Stored data entries:
..............................

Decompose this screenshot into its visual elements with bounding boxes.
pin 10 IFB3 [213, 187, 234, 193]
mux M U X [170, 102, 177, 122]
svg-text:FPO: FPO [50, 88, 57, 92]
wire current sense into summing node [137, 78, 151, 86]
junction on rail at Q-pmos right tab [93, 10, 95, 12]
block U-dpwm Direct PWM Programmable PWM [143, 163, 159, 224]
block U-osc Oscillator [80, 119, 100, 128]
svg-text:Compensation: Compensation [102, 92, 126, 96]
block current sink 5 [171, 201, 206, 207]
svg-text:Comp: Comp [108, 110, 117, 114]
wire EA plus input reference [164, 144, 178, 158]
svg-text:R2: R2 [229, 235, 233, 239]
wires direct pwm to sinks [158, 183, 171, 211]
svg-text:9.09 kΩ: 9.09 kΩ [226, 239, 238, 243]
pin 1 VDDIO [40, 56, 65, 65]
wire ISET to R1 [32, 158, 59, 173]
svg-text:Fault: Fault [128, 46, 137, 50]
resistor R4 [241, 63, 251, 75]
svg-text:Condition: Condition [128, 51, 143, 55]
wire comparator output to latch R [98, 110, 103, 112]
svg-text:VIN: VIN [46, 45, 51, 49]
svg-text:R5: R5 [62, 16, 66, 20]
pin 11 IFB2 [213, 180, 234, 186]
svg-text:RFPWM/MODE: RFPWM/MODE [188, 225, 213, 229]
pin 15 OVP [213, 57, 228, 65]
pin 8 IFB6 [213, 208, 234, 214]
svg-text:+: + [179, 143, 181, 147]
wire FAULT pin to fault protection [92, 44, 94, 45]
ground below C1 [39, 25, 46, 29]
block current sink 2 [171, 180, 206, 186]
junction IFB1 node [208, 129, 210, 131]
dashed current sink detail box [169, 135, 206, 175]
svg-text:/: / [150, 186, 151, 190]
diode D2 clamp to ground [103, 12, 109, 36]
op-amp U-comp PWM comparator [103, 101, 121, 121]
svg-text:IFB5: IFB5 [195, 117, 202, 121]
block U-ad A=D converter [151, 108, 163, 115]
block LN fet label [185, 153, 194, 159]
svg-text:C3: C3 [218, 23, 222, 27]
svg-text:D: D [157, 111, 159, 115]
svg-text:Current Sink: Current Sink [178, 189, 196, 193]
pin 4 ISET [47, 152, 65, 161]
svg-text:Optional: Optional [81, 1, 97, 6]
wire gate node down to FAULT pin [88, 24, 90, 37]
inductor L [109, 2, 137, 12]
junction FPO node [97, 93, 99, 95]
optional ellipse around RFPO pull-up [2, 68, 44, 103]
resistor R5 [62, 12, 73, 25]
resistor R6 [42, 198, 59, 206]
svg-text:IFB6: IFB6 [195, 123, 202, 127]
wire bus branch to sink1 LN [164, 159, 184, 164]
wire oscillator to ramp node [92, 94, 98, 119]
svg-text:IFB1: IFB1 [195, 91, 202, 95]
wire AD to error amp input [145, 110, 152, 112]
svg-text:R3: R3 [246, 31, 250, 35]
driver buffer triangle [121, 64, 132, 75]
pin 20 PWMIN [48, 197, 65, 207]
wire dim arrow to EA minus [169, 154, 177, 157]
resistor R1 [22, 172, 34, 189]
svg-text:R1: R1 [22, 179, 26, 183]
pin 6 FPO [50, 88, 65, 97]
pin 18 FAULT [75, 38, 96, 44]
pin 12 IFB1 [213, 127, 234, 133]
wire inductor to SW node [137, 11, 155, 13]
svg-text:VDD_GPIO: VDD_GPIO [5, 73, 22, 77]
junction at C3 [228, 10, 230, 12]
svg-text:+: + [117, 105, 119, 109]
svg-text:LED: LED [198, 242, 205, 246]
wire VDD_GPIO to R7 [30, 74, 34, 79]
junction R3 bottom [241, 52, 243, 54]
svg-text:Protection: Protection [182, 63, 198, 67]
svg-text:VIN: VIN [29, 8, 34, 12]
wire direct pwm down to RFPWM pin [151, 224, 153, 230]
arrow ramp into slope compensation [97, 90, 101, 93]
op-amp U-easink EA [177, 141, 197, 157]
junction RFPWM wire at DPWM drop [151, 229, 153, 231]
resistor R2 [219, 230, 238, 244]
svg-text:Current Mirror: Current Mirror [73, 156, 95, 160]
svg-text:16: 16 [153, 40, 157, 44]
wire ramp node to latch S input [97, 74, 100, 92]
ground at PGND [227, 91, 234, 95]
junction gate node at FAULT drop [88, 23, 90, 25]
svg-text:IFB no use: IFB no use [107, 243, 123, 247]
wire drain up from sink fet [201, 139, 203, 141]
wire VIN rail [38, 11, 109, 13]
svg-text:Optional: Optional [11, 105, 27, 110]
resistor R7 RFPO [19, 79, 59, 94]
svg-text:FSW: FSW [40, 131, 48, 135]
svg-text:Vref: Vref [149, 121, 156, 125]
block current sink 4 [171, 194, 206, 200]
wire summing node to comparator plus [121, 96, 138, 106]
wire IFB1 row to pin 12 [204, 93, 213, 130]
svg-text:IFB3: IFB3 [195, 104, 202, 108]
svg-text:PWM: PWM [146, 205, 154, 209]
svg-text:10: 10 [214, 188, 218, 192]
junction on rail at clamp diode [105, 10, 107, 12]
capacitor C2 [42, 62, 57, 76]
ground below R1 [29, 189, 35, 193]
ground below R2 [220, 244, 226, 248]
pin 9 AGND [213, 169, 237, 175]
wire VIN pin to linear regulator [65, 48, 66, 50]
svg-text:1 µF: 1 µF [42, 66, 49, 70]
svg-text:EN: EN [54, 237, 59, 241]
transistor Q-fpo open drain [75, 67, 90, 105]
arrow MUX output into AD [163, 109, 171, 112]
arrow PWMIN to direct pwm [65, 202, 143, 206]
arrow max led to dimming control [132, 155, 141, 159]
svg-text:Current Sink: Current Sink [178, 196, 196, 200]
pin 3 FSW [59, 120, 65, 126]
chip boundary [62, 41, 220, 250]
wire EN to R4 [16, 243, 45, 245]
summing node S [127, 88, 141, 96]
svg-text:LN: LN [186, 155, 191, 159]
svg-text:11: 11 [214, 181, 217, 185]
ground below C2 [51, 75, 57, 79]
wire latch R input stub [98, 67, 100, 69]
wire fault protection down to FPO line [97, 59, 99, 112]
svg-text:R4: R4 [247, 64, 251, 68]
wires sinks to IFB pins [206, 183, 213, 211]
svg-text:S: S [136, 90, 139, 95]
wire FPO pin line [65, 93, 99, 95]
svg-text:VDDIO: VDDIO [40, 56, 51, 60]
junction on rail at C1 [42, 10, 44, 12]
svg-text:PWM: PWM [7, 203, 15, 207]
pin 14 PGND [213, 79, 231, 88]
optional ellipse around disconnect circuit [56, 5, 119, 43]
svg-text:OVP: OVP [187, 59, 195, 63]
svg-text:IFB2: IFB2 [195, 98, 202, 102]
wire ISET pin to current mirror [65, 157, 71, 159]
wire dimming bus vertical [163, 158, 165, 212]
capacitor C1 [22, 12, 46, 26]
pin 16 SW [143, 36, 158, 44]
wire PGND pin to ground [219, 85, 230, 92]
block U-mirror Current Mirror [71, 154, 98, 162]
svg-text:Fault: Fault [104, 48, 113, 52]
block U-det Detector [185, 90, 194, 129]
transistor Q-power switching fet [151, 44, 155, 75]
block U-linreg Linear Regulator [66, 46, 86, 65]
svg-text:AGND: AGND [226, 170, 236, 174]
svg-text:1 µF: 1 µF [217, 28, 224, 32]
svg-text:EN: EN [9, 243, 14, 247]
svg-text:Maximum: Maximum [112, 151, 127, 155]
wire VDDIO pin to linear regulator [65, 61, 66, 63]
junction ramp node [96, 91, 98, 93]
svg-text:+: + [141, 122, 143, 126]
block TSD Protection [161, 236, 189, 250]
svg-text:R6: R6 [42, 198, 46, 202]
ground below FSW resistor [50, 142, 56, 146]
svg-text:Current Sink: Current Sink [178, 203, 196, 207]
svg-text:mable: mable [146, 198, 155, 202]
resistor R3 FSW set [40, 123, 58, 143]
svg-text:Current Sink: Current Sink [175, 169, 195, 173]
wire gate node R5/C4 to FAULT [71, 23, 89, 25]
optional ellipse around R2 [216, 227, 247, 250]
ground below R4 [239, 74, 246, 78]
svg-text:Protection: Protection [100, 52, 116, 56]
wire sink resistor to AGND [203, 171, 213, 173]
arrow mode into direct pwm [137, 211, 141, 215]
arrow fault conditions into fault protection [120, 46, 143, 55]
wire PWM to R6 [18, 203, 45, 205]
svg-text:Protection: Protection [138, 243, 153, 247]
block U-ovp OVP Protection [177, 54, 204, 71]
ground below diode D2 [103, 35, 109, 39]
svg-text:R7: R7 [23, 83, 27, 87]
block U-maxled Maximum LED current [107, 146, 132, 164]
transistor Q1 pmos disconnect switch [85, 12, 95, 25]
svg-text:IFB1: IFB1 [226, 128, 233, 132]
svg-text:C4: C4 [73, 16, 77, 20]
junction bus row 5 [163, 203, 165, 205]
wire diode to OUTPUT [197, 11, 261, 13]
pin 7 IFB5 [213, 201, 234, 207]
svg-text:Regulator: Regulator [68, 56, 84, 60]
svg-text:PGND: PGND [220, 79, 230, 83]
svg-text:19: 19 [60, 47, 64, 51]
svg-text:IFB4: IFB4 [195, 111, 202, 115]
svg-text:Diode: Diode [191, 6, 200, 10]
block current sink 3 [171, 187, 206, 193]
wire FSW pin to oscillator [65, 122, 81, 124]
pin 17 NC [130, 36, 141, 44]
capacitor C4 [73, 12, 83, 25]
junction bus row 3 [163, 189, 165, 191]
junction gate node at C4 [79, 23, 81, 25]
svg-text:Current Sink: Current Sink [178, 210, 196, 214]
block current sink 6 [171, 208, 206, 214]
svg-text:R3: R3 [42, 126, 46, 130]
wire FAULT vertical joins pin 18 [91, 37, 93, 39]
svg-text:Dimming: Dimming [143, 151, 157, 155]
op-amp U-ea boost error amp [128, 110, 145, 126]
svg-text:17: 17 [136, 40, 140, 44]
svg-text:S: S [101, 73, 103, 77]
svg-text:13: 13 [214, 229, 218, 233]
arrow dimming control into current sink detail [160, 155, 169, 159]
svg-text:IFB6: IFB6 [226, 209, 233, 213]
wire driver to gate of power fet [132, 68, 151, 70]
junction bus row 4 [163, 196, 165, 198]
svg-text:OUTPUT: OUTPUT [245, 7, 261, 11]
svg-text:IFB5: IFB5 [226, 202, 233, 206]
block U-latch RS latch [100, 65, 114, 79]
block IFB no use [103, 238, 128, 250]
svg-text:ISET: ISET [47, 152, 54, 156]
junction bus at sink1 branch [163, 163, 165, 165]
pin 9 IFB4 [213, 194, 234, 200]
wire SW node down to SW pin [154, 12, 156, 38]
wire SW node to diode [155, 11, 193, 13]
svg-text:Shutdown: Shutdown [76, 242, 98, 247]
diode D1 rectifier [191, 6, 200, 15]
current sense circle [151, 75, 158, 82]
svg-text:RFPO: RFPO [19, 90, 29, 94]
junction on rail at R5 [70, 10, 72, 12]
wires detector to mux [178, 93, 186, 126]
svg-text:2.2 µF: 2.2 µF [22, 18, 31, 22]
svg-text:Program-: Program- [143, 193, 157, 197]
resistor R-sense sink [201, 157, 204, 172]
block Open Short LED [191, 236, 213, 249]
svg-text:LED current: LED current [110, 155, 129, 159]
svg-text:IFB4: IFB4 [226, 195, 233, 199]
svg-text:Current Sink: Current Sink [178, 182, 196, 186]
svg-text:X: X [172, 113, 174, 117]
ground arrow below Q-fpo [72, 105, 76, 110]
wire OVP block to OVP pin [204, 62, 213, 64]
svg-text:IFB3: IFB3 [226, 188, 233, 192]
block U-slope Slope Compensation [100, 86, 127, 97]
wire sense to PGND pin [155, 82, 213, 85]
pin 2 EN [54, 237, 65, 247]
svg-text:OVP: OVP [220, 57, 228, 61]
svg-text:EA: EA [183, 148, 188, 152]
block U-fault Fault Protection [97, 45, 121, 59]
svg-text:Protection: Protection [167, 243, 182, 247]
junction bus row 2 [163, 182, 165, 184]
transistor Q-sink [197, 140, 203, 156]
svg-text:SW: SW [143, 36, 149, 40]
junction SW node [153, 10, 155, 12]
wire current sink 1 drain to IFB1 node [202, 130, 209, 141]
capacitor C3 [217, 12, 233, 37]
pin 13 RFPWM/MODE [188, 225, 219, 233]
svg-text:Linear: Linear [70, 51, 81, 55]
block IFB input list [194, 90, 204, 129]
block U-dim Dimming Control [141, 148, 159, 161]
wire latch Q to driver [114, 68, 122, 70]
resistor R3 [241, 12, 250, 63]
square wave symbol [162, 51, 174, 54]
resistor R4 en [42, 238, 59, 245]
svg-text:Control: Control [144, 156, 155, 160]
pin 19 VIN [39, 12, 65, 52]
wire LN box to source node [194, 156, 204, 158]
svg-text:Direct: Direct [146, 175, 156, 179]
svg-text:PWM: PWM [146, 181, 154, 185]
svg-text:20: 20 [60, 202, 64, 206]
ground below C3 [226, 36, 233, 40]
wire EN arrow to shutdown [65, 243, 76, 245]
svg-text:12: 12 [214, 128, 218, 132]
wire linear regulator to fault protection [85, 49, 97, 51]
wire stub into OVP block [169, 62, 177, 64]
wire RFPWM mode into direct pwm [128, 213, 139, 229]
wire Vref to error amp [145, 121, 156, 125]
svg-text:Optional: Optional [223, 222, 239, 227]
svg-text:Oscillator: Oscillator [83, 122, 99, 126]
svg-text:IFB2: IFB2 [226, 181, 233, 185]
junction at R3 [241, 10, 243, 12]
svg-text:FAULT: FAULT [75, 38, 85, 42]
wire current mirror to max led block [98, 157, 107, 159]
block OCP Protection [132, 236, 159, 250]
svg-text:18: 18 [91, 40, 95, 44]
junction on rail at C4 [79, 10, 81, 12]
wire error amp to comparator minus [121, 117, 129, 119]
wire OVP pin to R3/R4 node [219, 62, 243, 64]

..............................

• _DO THIS_
Output as a numbered list every line from the start of the records down through the line containing "junction on rail at Q-pmos", leaving out any blank lines.

• _REPLY_
1. Decompose this screenshot into its visual elements with bounding boxes.
2. pin 10 IFB3 [213, 187, 234, 193]
3. mux M U X [170, 102, 177, 122]
4. svg-text:FPO: FPO [50, 88, 57, 92]
5. wire current sense into summing node [137, 78, 151, 86]
6. junction on rail at Q-pmos right tab [93, 10, 95, 12]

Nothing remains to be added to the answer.